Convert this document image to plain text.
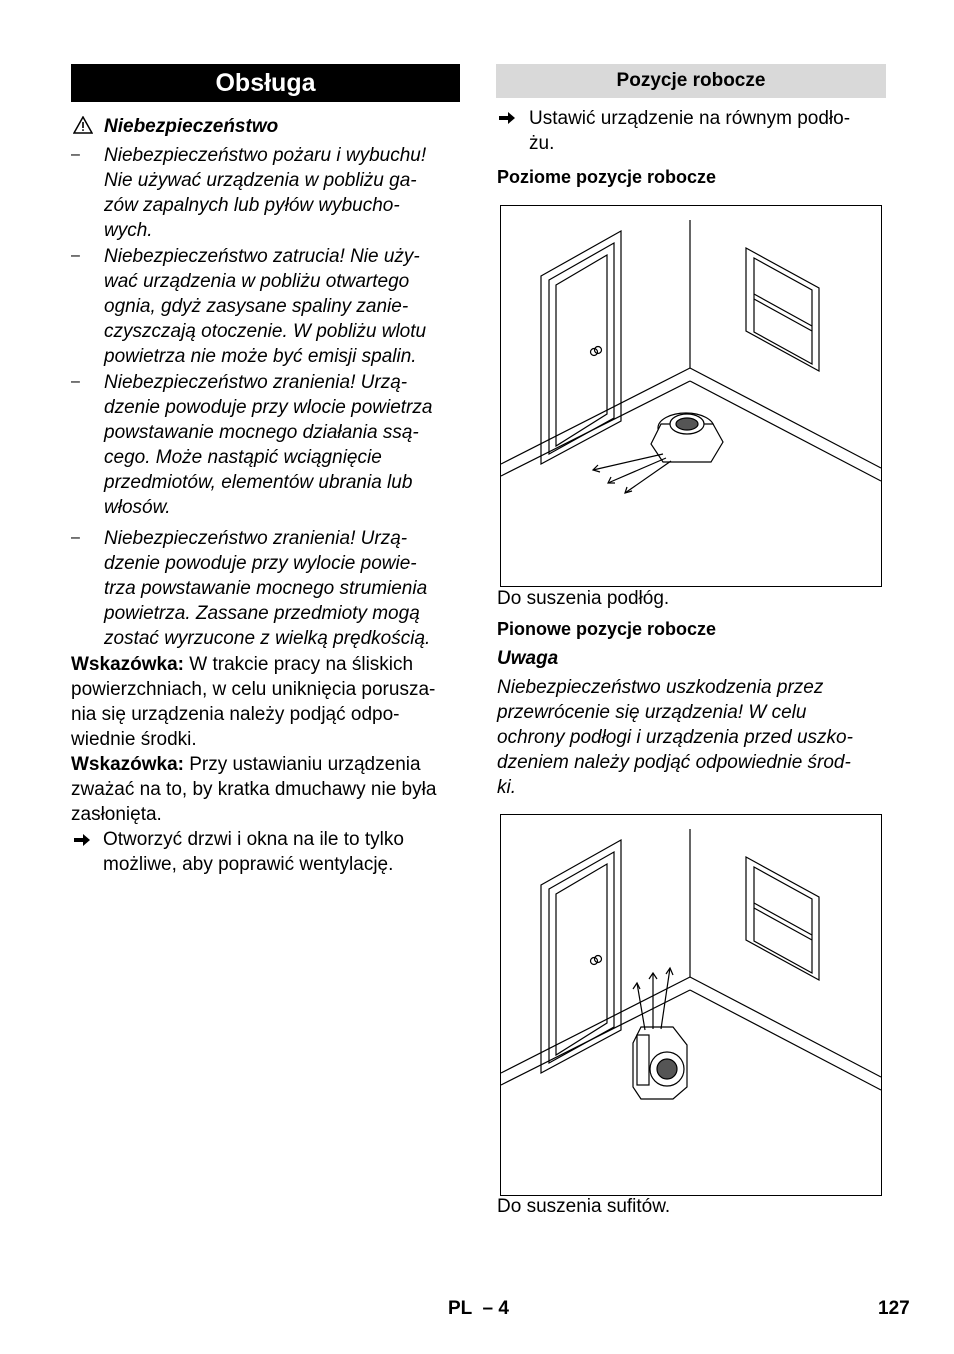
Obsługa
Niebezpieczeństwo
– Niebezpieczeństwo pożaru i wybuchu!
Nie używać urządzenia w pobliżu ga-
zów zapalnych lub pyłów wybucho-
wych.
– Niebezpieczeństwo zatrucia! Nie uży-
wać urządzenia w pobliżu otwartego
ognia, gdyż zasysane spaliny zanie-
czyszczają otoczenie. W pobliżu wlotu
powietrza nie może być emisji spalin.
– Niebezpieczeństwo zranienia! Urzą-
dzenie powoduje przy wlocie powietrza
powstawanie mocnego działania ssą-
cego. Może nastąpić wciągnięcie
przedmiotów, elementów ubrania lub
włosów.
– Niebezpieczeństwo zranienia! Urzą-
dzenie powoduje przy wylocie powie-
trza powstawanie mocnego strumienia
powietrza. Zassane przedmioty mogą
zostać wyrzucone z wielką prędkością.
Wskazówka: W trakcie pracy na śliskich
powierzchniach, w celu uniknięcia porusza-
nia się urządzenia należy podjąć odpo-
wiednie środki.
Wskazówka: Przy ustawianiu urządzenia
zważać na to, by kratka dmuchawy nie była
zasłonięta.
Otworzyć drzwi i okna na ile to tylko
możliwe, aby poprawić wentylację.
Pozycje robocze
Ustawić urządzenie na równym podło-
żu.
Poziome pozycje robocze
Do suszenia podłóg.
Pionowe pozycje robocze
Uwaga
Niebezpieczeństwo uszkodzenia przez
przewrócenie się urządzenia! W celu
ochrony podłogi i urządzenia przed uszko-
dzeniem należy podjąć odpowiednie środ-
ki.
Do suszenia sufitów.
PL  – 4	127
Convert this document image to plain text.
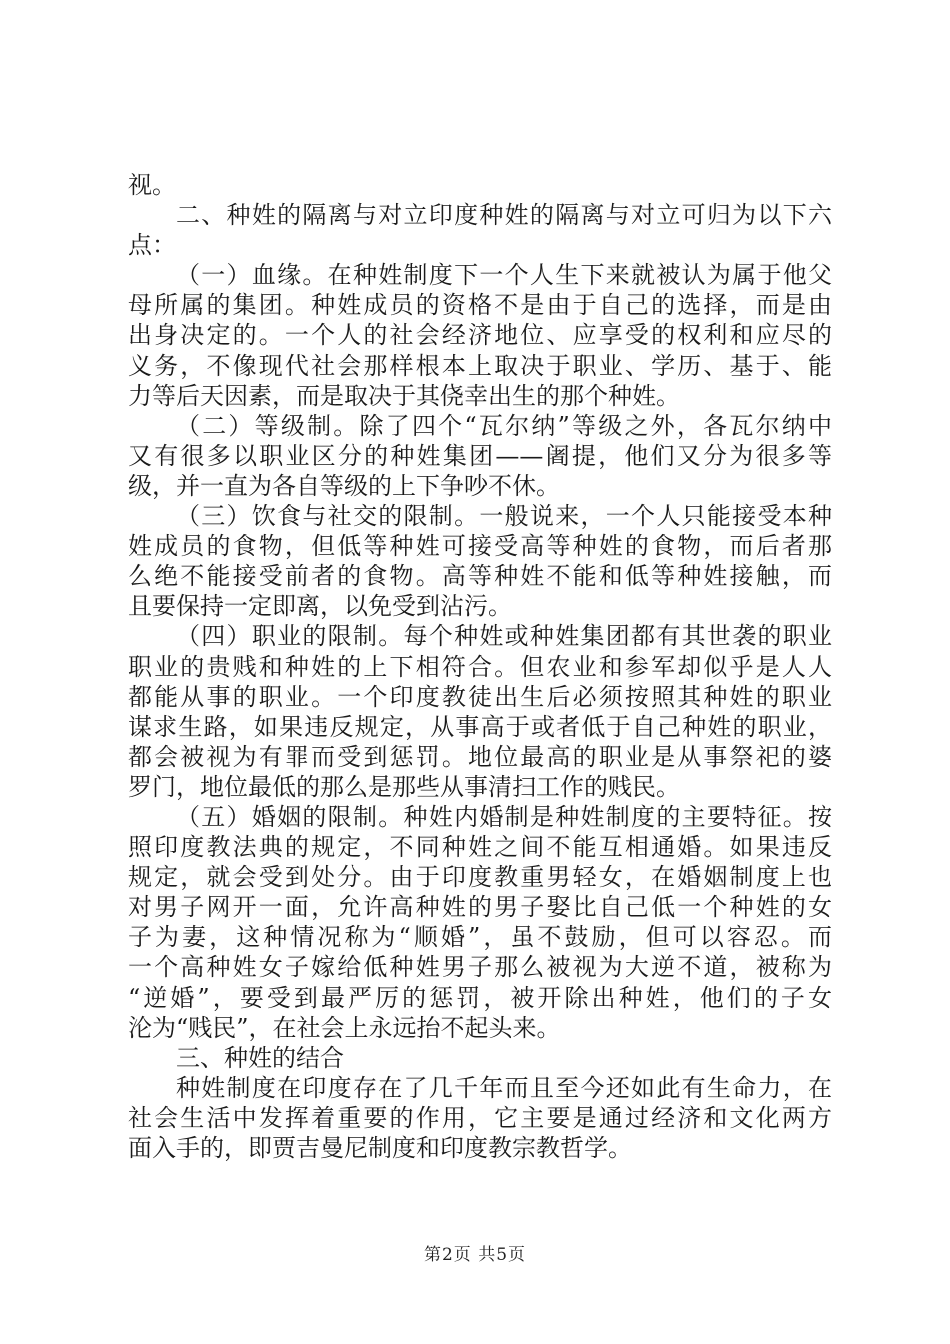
视。
二、种姓的隔离与对立印度种姓的隔离与对立可归为以下六
点：
（一）血缘。在种姓制度下一个人生下来就被认为属于他父
母所属的集团。种姓成员的资格不是由于自己的选择，而是由
出身决定的。一个人的社会经济地位、应享受的权利和应尽的
义务，不像现代社会那样根本上取决于职业、学历、基于、能
力等后天因素，而是取决于其侥幸出生的那个种姓。
（二）等级制。除了四个“瓦尔纳”等级之外，各瓦尔纳中
又有很多以职业区分的种姓集团——阇提，他们又分为很多等
级，并一直为各自等级的上下争吵不休。
（三）饮食与社交的限制。一般说来，一个人只能接受本种
姓成员的食物，但低等种姓可接受高等种姓的食物，而后者那
么绝不能接受前者的食物。高等种姓不能和低等种姓接触，而
且要保持一定即离，以免受到沾污。
（四）职业的限制。每个种姓或种姓集团都有其世袭的职业
职业的贵贱和种姓的上下相符合。但农业和参军却似乎是人人
都能从事的职业。一个印度教徒出生后必须按照其种姓的职业
谋求生路，如果违反规定，从事高于或者低于自己种姓的职业，
都会被视为有罪而受到惩罚。地位最高的职业是从事祭祀的婆
罗门，地位最低的那么是那些从事清扫工作的贱民。
（五）婚姻的限制。种姓内婚制是种姓制度的主要特征。按
照印度教法典的规定，不同种姓之间不能互相通婚。如果违反
规定，就会受到处分。由于印度教重男轻女，在婚姻制度上也
对男子网开一面，允许高种姓的男子娶比自己低一个种姓的女
子为妻，这种情况称为“顺婚”，虽不鼓励，但可以容忍。而
一个高种姓女子嫁给低种姓男子那么被视为大逆不道，被称为
“逆婚”，要受到最严厉的惩罚，被开除出种姓，他们的子女
沦为“贱民”，在社会上永远抬不起头来。
三、种姓的结合
种姓制度在印度存在了几千年而且至今还如此有生命力，在
社会生活中发挥着重要的作用，它主要是通过经济和文化两方
面入手的，即贾吉曼尼制度和印度教宗教哲学。
第2页 共5页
* * * * * * * * *
*To be done*
Above are the records; copy every line in them that holds the word "mocnego".

*Problem solution*
powstawanie mocnego działania ssą-
trza powstawanie mocnego strumienia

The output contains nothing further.